(Records excerpted from a collection)
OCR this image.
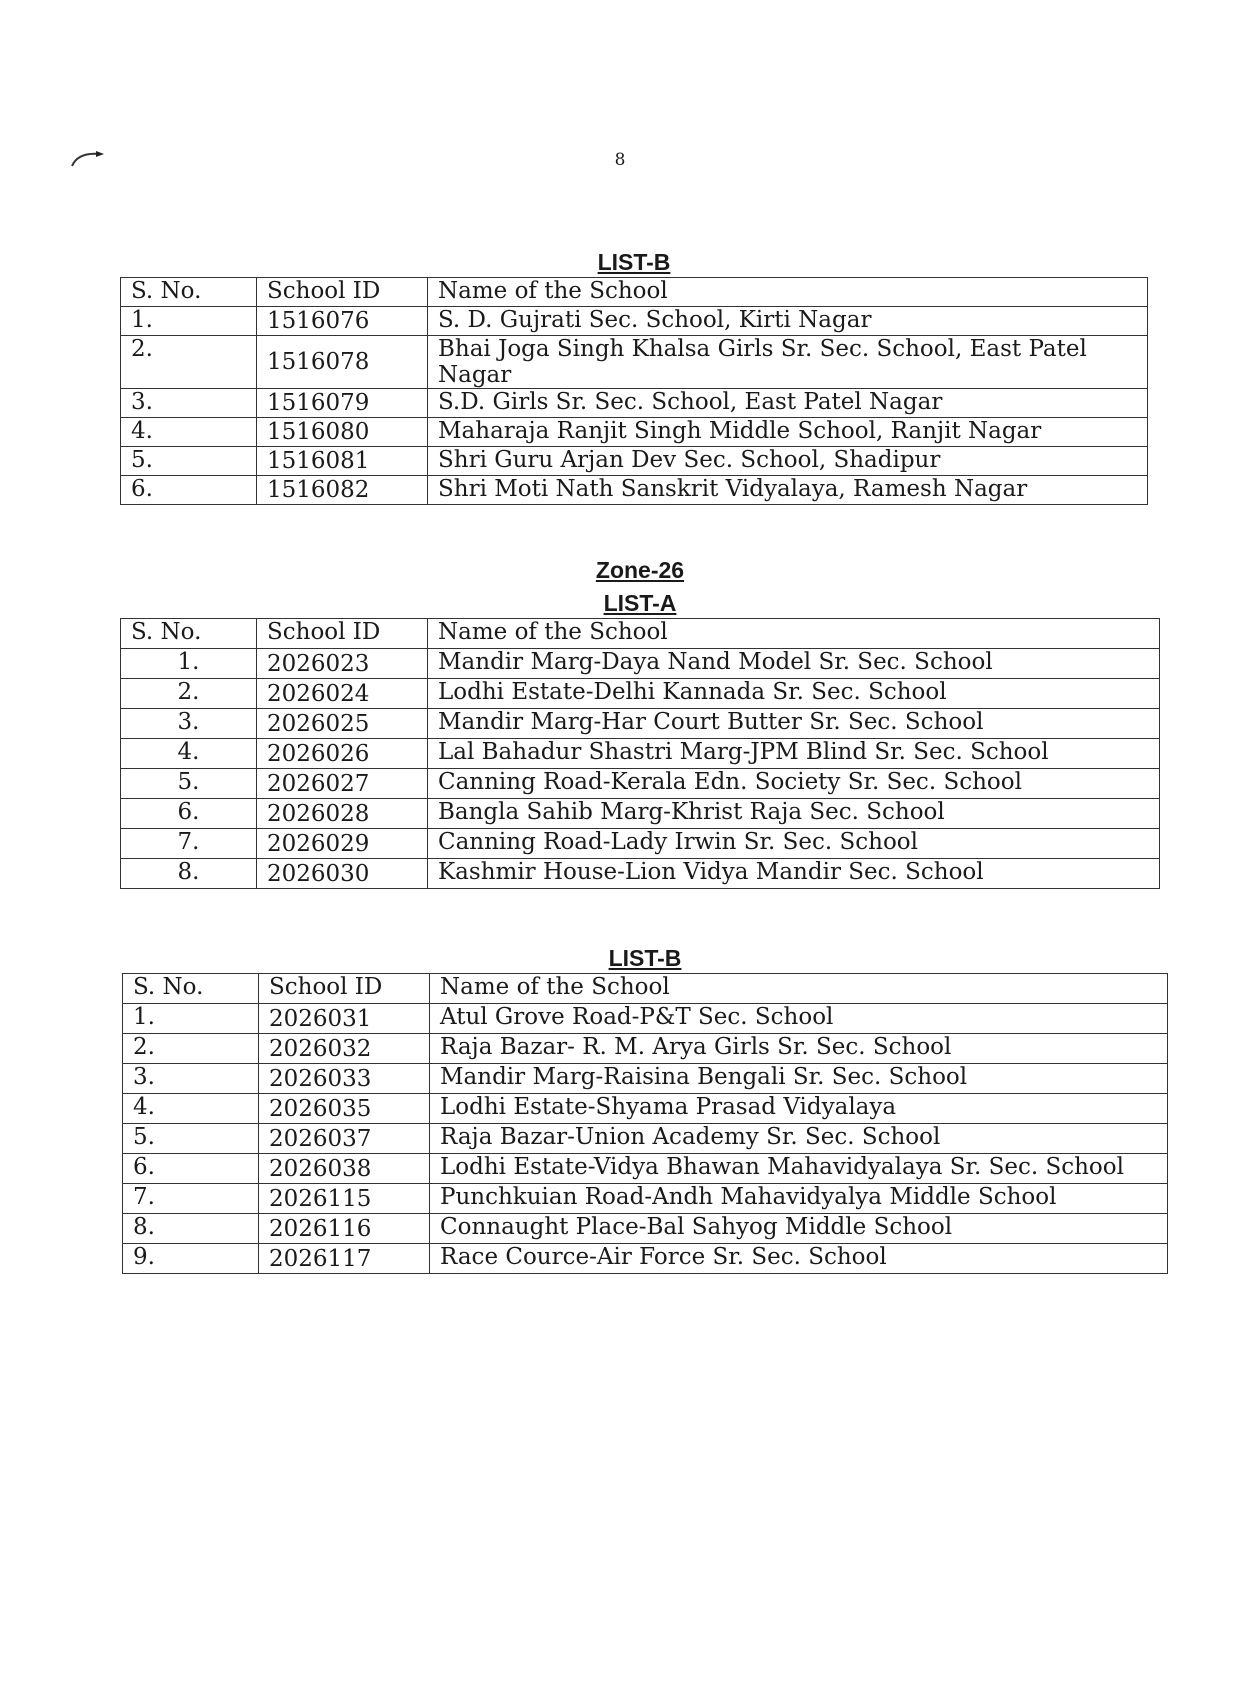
8
LIST-B
S. No.	School ID	Name of the School
1.	1516076	S. D. Gujrati Sec. School, Kirti Nagar
2.	1516078	Bhai Joga Singh Khalsa Girls Sr. Sec. School, East Patel Nagar
3.	1516079	S.D. Girls Sr. Sec. School, East Patel Nagar
4.	1516080	Maharaja Ranjit Singh Middle School, Ranjit Nagar
5.	1516081	Shri Guru Arjan Dev Sec. School, Shadipur
6.	1516082	Shri Moti Nath Sanskrit Vidyalaya, Ramesh Nagar
Zone-26
LIST-A
S. No.	School ID	Name of the School
1.	2026023	Mandir Marg-Daya Nand Model Sr. Sec. School
2.	2026024	Lodhi Estate-Delhi Kannada Sr. Sec. School
3.	2026025	Mandir Marg-Har Court Butter Sr. Sec. School
4.	2026026	Lal Bahadur Shastri Marg-JPM Blind Sr. Sec. School
5.	2026027	Canning Road-Kerala Edn. Society Sr. Sec. School
6.	2026028	Bangla Sahib Marg-Khrist Raja Sec. School
7.	2026029	Canning Road-Lady Irwin Sr. Sec. School
8.	2026030	Kashmir House-Lion Vidya Mandir Sec. School
LIST-B
S. No.	School ID	Name of the School
1.	2026031	Atul Grove Road-P&T Sec. School
2.	2026032	Raja Bazar- R. M. Arya Girls Sr. Sec. School
3.	2026033	Mandir Marg-Raisina Bengali Sr. Sec. School
4.	2026035	Lodhi Estate-Shyama Prasad Vidyalaya
5.	2026037	Raja Bazar-Union Academy Sr. Sec. School
6.	2026038	Lodhi Estate-Vidya Bhawan Mahavidyalaya Sr. Sec. School
7.	2026115	Punchkuian Road-Andh Mahavidyalya Middle School
8.	2026116	Connaught Place-Bal Sahyog Middle School
9.	2026117	Race Cource-Air Force Sr. Sec. School
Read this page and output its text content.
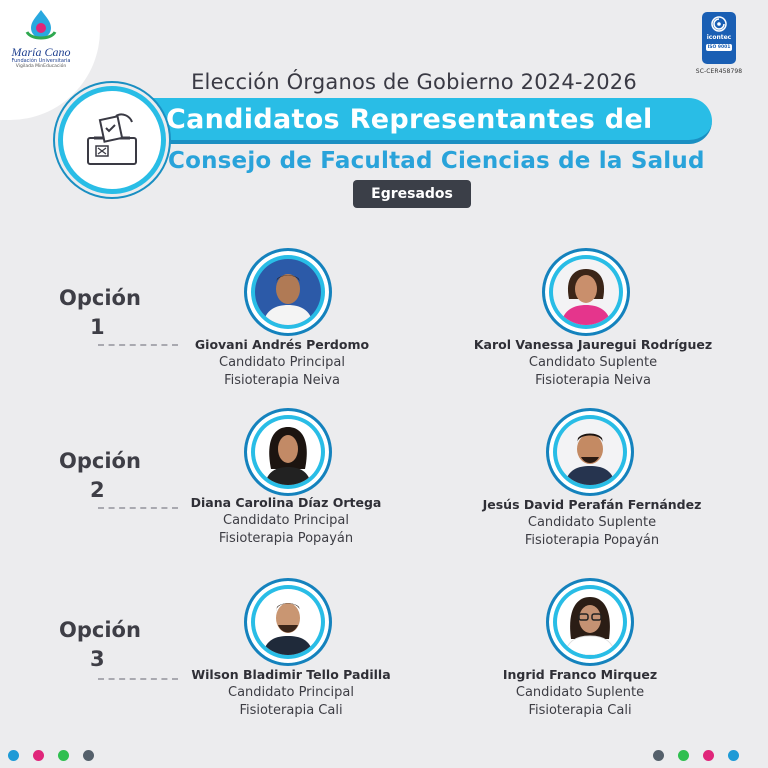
María Cano
Fundación Universitaria
Vigilada MinEducación
icontec
ISO 9001
SC-CER458798
Elección Órganos de Gobierno 2024-2026
Candidatos Representantes del
Consejo de Facultad Ciencias de la Salud
Egresados
Opción
1
Giovani Andrés Perdomo
Candidato Principal
Fisioterapia Neiva
Karol Vanessa Jauregui Rodríguez
Candidato Suplente
Fisioterapia Neiva
Opción
2
Diana Carolina Díaz Ortega
Candidato Principal
Fisioterapia Popayán
Jesús David Perafán Fernández
Candidato Suplente
Fisioterapia Popayán
Opción
3
Wilson Bladimir Tello Padilla
Candidato Principal
Fisioterapia Cali
Ingrid Franco Mirquez
Candidato Suplente
Fisioterapia Cali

--- Task details ---
All lines in the data that contain the word "Lodhi" should be copied.

--- Response to the exercise ---
2.	2026024	Lodhi Estate-Delhi Kannada Sr. Sec. School
4.	2026035	Lodhi Estate-Shyama Prasad Vidyalaya
6.	2026038	Lodhi Estate-Vidya Bhawan Mahavidyalaya Sr. Sec. School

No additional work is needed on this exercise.